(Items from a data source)
┏━━

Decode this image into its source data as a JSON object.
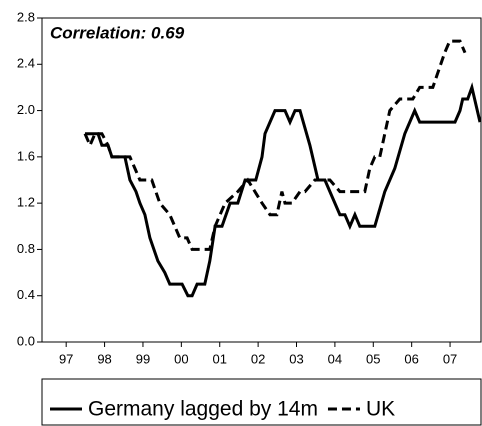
{
  "chart_data": {
    "type": "line",
    "annotation": "Correlation:  0.69",
    "xlim": [
      1996.87,
      2008.28
    ],
    "ylim": [
      0,
      2.8
    ],
    "xticks": [
      {
        "value": 1997.5,
        "label": "97"
      },
      {
        "value": 1998.5,
        "label": "98"
      },
      {
        "value": 1999.5,
        "label": "99"
      },
      {
        "value": 2000.5,
        "label": "00"
      },
      {
        "value": 2001.5,
        "label": "01"
      },
      {
        "value": 2002.5,
        "label": "02"
      },
      {
        "value": 2003.5,
        "label": "03"
      },
      {
        "value": 2004.5,
        "label": "04"
      },
      {
        "value": 2005.5,
        "label": "05"
      },
      {
        "value": 2006.5,
        "label": "06"
      },
      {
        "value": 2007.5,
        "label": "07"
      }
    ],
    "yticks": [
      {
        "value": 0,
        "label": "0.0"
      },
      0.4,
      0.8,
      1.2,
      1.6,
      {
        "value": 2,
        "label": "2.0"
      },
      2.4,
      2.8
    ],
    "series": [
      {
        "name": "Germany lagged by 14m",
        "color": "#000000",
        "dash": "solid",
        "x": [
          1997.99,
          1998.33,
          1998.43,
          1998.59,
          1998.69,
          1999.03,
          1999.16,
          1999.32,
          1999.42,
          1999.55,
          1999.68,
          1999.89,
          2000.07,
          2000.2,
          2000.52,
          2000.67,
          2000.78,
          2000.91,
          2001.11,
          2001.24,
          2001.38,
          2001.56,
          2001.77,
          2001.97,
          2002.16,
          2002.44,
          2002.6,
          2002.68,
          2002.81,
          2002.94,
          2003.2,
          2003.33,
          2003.46,
          2003.59,
          2003.85,
          2004.06,
          2004.24,
          2004.37,
          2004.63,
          2004.76,
          2004.89,
          2005.02,
          2005.15,
          2005.54,
          2005.8,
          2006.06,
          2006.32,
          2006.58,
          2006.71,
          2007.63,
          2007.76,
          2007.83,
          2007.96,
          2008.07,
          2008.28
        ],
        "values": [
          1.8,
          1.8,
          1.7,
          1.7,
          1.6,
          1.6,
          1.4,
          1.3,
          1.2,
          1.1,
          0.9,
          0.7,
          0.6,
          0.5,
          0.5,
          0.4,
          0.4,
          0.5,
          0.5,
          0.7,
          1.0,
          1.0,
          1.2,
          1.2,
          1.4,
          1.4,
          1.6,
          1.8,
          1.9,
          2.0,
          2.0,
          1.9,
          2.0,
          2.0,
          1.7,
          1.4,
          1.4,
          1.3,
          1.1,
          1.1,
          1.0,
          1.1,
          1.0,
          1.0,
          1.3,
          1.5,
          1.8,
          2.0,
          1.9,
          1.9,
          2.0,
          2.1,
          2.1,
          2.2,
          1.9
        ]
      },
      {
        "name": "UK",
        "color": "#000000",
        "dash": "dashed",
        "x": [
          1997.99,
          1998.12,
          1998.25,
          1998.43,
          1998.59,
          1998.69,
          1999.16,
          1999.29,
          1999.42,
          1999.73,
          1999.94,
          2000.2,
          2000.33,
          2000.46,
          2000.65,
          2000.78,
          2001.24,
          2001.38,
          2001.64,
          2001.97,
          2002.23,
          2002.6,
          2002.81,
          2002.99,
          2003.12,
          2003.2,
          2003.38,
          2003.59,
          2003.72,
          2003.98,
          2004.37,
          2004.63,
          2005.28,
          2005.41,
          2005.54,
          2005.67,
          2005.93,
          2006.19,
          2006.53,
          2006.71,
          2007.05,
          2007.36,
          2007.49,
          2007.76,
          2007.89
        ],
        "values": [
          1.8,
          1.7,
          1.8,
          1.8,
          1.7,
          1.6,
          1.6,
          1.5,
          1.4,
          1.4,
          1.2,
          1.1,
          1.0,
          0.9,
          0.9,
          0.8,
          0.8,
          1.0,
          1.2,
          1.3,
          1.4,
          1.2,
          1.1,
          1.1,
          1.3,
          1.2,
          1.2,
          1.3,
          1.3,
          1.4,
          1.4,
          1.3,
          1.3,
          1.5,
          1.6,
          1.6,
          2.0,
          2.1,
          2.1,
          2.2,
          2.2,
          2.5,
          2.6,
          2.6,
          2.5
        ]
      }
    ]
  }
}
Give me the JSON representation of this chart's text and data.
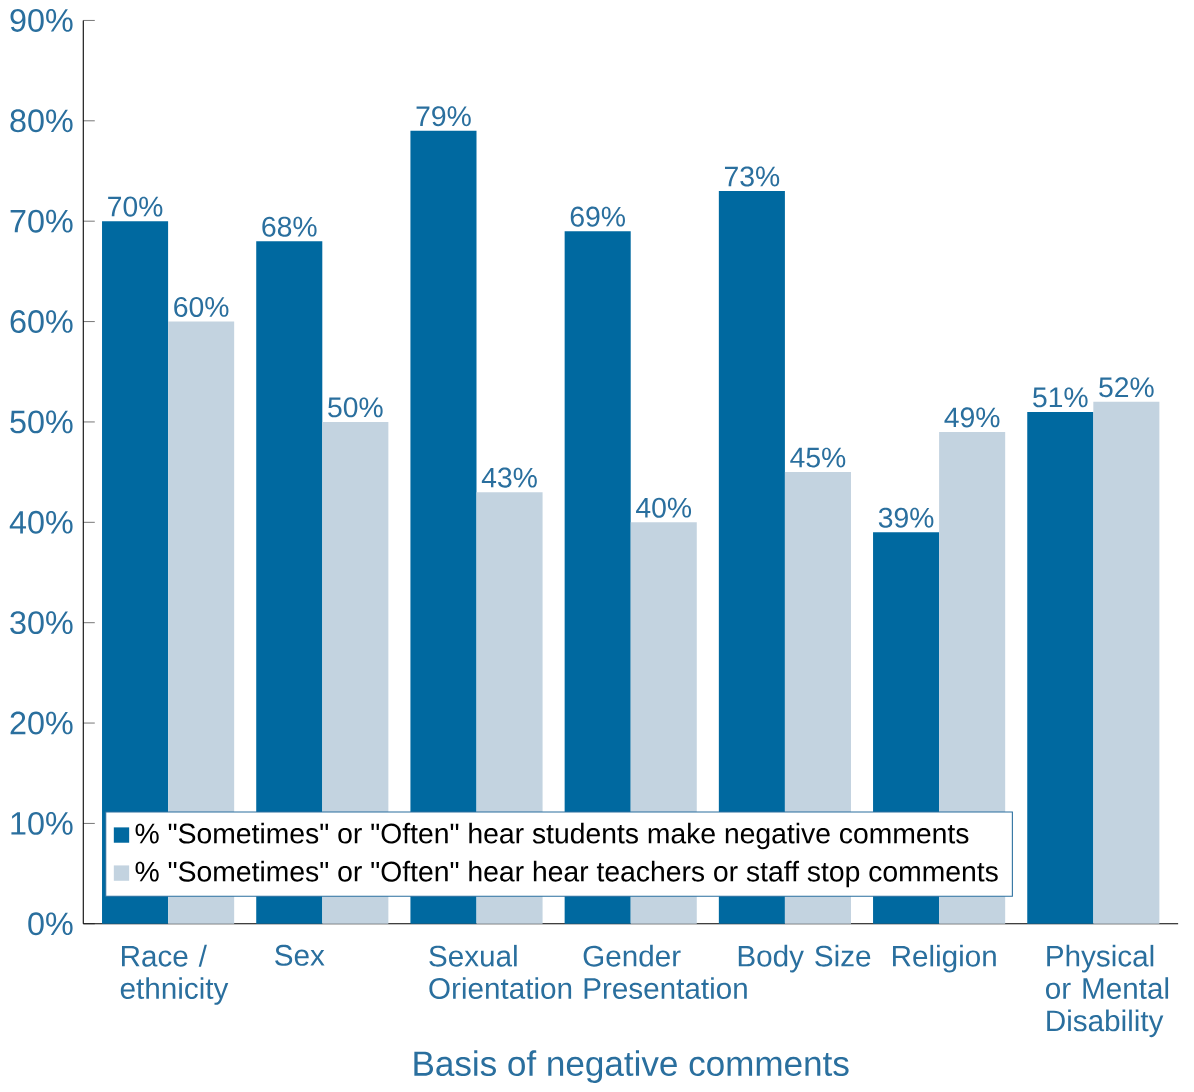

┗━━

▸ Stated exercise
Copy every line of the records above that holds the word "this".

▸ Correct response
Decode this image into its source data as a JSON object.
Give me the JSON representation of this chart's text and data.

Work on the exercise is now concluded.